- [Records to process]:

+---+

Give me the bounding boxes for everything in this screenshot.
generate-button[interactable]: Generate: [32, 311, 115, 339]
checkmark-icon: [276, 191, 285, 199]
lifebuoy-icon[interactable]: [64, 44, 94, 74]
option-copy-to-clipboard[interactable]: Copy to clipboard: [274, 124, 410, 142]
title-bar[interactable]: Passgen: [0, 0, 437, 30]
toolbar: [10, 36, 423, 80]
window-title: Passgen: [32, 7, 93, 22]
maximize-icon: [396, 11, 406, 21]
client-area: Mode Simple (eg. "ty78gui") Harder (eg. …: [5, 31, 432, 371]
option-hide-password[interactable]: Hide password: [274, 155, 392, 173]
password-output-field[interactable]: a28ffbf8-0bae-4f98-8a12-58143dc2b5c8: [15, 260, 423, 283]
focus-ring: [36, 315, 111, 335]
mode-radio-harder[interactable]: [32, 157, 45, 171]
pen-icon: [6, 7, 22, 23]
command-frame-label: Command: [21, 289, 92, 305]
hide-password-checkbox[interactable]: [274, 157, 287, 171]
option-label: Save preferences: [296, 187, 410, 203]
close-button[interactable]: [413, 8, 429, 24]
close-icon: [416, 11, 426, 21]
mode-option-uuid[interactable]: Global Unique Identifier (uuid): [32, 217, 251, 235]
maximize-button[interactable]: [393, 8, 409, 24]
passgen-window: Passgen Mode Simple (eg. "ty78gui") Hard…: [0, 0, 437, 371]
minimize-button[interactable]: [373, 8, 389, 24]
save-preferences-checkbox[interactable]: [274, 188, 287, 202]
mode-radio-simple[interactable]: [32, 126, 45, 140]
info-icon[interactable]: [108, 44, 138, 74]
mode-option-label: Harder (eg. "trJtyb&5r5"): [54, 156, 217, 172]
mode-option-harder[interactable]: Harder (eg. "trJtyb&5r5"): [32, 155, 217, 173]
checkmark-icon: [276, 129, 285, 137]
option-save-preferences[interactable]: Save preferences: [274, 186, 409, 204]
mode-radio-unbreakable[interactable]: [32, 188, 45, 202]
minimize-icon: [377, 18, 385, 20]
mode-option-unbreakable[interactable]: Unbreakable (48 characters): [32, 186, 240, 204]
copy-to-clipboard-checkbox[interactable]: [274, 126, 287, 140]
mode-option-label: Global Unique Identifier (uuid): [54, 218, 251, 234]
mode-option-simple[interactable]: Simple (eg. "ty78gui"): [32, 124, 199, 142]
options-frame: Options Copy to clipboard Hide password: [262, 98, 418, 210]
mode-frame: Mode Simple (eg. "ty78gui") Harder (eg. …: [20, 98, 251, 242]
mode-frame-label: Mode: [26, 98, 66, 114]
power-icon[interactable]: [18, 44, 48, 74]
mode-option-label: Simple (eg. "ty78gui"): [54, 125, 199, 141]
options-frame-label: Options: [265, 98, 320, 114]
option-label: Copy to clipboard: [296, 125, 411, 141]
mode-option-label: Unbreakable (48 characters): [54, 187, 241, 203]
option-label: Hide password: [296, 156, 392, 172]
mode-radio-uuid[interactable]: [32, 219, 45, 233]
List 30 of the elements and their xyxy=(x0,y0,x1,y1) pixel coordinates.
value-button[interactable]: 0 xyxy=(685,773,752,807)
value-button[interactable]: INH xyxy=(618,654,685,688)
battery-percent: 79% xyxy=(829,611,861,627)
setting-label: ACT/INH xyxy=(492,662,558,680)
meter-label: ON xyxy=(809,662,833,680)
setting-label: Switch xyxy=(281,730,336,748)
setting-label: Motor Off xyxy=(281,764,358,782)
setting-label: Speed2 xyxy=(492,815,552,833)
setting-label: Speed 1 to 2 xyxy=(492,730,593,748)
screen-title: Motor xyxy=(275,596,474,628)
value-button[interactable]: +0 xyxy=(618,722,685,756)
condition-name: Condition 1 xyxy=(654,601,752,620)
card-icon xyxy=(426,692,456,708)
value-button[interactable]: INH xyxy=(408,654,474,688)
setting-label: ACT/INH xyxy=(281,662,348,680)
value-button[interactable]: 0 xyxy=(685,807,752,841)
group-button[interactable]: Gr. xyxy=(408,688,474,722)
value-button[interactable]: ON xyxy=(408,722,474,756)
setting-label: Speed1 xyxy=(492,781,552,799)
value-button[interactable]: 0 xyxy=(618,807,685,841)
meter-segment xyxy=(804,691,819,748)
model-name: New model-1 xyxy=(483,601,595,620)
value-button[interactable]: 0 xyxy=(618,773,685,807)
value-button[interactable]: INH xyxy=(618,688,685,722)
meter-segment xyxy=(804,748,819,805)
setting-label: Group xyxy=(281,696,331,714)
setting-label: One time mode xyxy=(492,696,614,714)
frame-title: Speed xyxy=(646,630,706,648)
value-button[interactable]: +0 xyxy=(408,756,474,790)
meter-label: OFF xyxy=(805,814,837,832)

+---+

- [Exercise details]:
Retype the entire listing above, every line verbatim, from the first line to the last.

- [The response]:
Give me the bounding boxes for everything in this screenshot.
generate-button[interactable]: Generate: [32, 311, 115, 339]
checkmark-icon: [276, 191, 285, 199]
lifebuoy-icon[interactable]: [64, 44, 94, 74]
option-copy-to-clipboard[interactable]: Copy to clipboard: [274, 124, 410, 142]
title-bar[interactable]: Passgen: [0, 0, 437, 30]
toolbar: [10, 36, 423, 80]
window-title: Passgen: [32, 7, 93, 22]
maximize-icon: [396, 11, 406, 21]
client-area: Mode Simple (eg. "ty78gui") Harder (eg. …: [5, 31, 432, 371]
option-hide-password[interactable]: Hide password: [274, 155, 392, 173]
password-output-field[interactable]: a28ffbf8-0bae-4f98-8a12-58143dc2b5c8: [15, 260, 423, 283]
focus-ring: [36, 315, 111, 335]
mode-radio-harder[interactable]: [32, 157, 45, 171]
pen-icon: [6, 7, 22, 23]
command-frame-label: Command: [21, 289, 92, 305]
hide-password-checkbox[interactable]: [274, 157, 287, 171]
option-label: Save preferences: [296, 187, 410, 203]
close-button[interactable]: [413, 8, 429, 24]
close-icon: [416, 11, 426, 21]
mode-option-uuid[interactable]: Global Unique Identifier (uuid): [32, 217, 251, 235]
maximize-button[interactable]: [393, 8, 409, 24]
passgen-window: Passgen Mode Simple (eg. "ty78gui") Hard…: [0, 0, 437, 371]
minimize-button[interactable]: [373, 8, 389, 24]
save-preferences-checkbox[interactable]: [274, 188, 287, 202]
mode-radio-simple[interactable]: [32, 126, 45, 140]
info-icon[interactable]: [108, 44, 138, 74]
mode-option-label: Harder (eg. "trJtyb&5r5"): [54, 156, 217, 172]
mode-option-harder[interactable]: Harder (eg. "trJtyb&5r5"): [32, 155, 217, 173]
checkmark-icon: [276, 129, 285, 137]
option-save-preferences[interactable]: Save preferences: [274, 186, 409, 204]
mode-radio-unbreakable[interactable]: [32, 188, 45, 202]
minimize-icon: [377, 18, 385, 20]
mode-option-unbreakable[interactable]: Unbreakable (48 characters): [32, 186, 240, 204]
copy-to-clipboard-checkbox[interactable]: [274, 126, 287, 140]
mode-option-label: Global Unique Identifier (uuid): [54, 218, 251, 234]
mode-option-simple[interactable]: Simple (eg. "ty78gui"): [32, 124, 199, 142]
options-frame: Options Copy to clipboard Hide password: [262, 98, 418, 210]
mode-frame: Mode Simple (eg. "ty78gui") Harder (eg. …: [20, 98, 251, 242]
mode-frame-label: Mode: [26, 98, 66, 114]
power-icon[interactable]: [18, 44, 48, 74]
mode-option-label: Simple (eg. "ty78gui"): [54, 125, 199, 141]
options-frame-label: Options: [265, 98, 320, 114]
option-label: Copy to clipboard: [296, 125, 411, 141]
mode-option-label: Unbreakable (48 characters): [54, 187, 241, 203]
option-label: Hide password: [296, 156, 392, 172]
mode-radio-uuid[interactable]: [32, 219, 45, 233]
List 30 of the elements and their xyxy=(x0,y0,x1,y1) pixel coordinates.
value-button[interactable]: 0 xyxy=(685,773,752,807)
value-button[interactable]: INH xyxy=(618,654,685,688)
battery-percent: 79% xyxy=(829,611,861,627)
setting-label: ACT/INH xyxy=(492,662,558,680)
meter-label: ON xyxy=(809,662,833,680)
setting-label: Switch xyxy=(281,730,336,748)
setting-label: Motor Off xyxy=(281,764,358,782)
setting-label: Speed2 xyxy=(492,815,552,833)
setting-label: Speed 1 to 2 xyxy=(492,730,593,748)
screen-title: Motor xyxy=(275,596,474,628)
value-button[interactable]: +0 xyxy=(618,722,685,756)
condition-name: Condition 1 xyxy=(654,601,752,620)
card-icon xyxy=(426,692,456,708)
value-button[interactable]: INH xyxy=(408,654,474,688)
setting-label: ACT/INH xyxy=(281,662,348,680)
value-button[interactable]: 0 xyxy=(685,807,752,841)
group-button[interactable]: Gr. xyxy=(408,688,474,722)
value-button[interactable]: ON xyxy=(408,722,474,756)
setting-label: Speed1 xyxy=(492,781,552,799)
value-button[interactable]: 0 xyxy=(618,807,685,841)
meter-segment xyxy=(804,691,819,748)
model-name: New model-1 xyxy=(483,601,595,620)
value-button[interactable]: 0 xyxy=(618,773,685,807)
value-button[interactable]: INH xyxy=(618,688,685,722)
meter-segment xyxy=(804,748,819,805)
setting-label: Group xyxy=(281,696,331,714)
setting-label: One time mode xyxy=(492,696,614,714)
frame-title: Speed xyxy=(646,630,706,648)
value-button[interactable]: +0 xyxy=(408,756,474,790)
meter-label: OFF xyxy=(805,814,837,832)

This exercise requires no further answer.